Task data:
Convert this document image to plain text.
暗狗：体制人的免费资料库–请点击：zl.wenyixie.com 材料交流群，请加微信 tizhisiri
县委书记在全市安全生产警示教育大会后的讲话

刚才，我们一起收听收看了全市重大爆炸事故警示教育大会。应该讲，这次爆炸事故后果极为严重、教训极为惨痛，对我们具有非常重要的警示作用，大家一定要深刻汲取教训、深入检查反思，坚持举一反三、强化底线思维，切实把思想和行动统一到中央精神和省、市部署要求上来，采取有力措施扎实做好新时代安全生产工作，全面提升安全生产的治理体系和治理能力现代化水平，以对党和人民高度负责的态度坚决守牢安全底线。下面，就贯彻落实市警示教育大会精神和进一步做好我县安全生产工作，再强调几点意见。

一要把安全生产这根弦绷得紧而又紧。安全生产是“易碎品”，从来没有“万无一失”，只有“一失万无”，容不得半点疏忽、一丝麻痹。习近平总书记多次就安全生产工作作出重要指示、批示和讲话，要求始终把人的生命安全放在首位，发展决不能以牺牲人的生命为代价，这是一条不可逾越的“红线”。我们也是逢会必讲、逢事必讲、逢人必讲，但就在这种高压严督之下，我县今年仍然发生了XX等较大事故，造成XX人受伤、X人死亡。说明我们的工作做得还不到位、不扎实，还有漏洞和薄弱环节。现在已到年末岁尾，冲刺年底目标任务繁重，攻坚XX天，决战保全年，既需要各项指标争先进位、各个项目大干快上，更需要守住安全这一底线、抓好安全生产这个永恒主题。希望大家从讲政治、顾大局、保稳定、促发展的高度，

Instructions for the task: Repeat each of the entries above precisely as given.

Solution to the problem:
Convert this document image to plain text.
暗狗：体制人的免费资料库–请点击：zl.wenyixie.com 材料交流群，请加微信 tizhisiri
县委书记在全市安全生产警示教育大会后的讲话

刚才，我们一起收听收看了全市重大爆炸事故警示教育大会。应该讲，这次爆炸事故后果极为严重、教训极为惨痛，对我们具有非常重要的警示作用，大家一定要深刻汲取教训、深入检查反思，坚持举一反三、强化底线思维，切实把思想和行动统一到中央精神和省、市部署要求上来，采取有力措施扎实做好新时代安全生产工作，全面提升安全生产的治理体系和治理能力现代化水平，以对党和人民高度负责的态度坚决守牢安全底线。下面，就贯彻落实市警示教育大会精神和进一步做好我县安全生产工作，再强调几点意见。

一要把安全生产这根弦绷得紧而又紧。安全生产是“易碎品”，从来没有“万无一失”，只有“一失万无”，容不得半点疏忽、一丝麻痹。习近平总书记多次就安全生产工作作出重要指示、批示和讲话，要求始终把人的生命安全放在首位，发展决不能以牺牲人的生命为代价，这是一条不可逾越的“红线”。我们也是逢会必讲、逢事必讲、逢人必讲，但就在这种高压严督之下，我县今年仍然发生了XX等较大事故，造成XX人受伤、X人死亡。说明我们的工作做得还不到位、不扎实，还有漏洞和薄弱环节。现在已到年末岁尾，冲刺年底目标任务繁重，攻坚XX天，决战保全年，既需要各项指标争先进位、各个项目大干快上，更需要守住安全这一底线、抓好安全生产这个永恒主题。希望大家从讲政治、顾大局、保稳定、促发展的高度，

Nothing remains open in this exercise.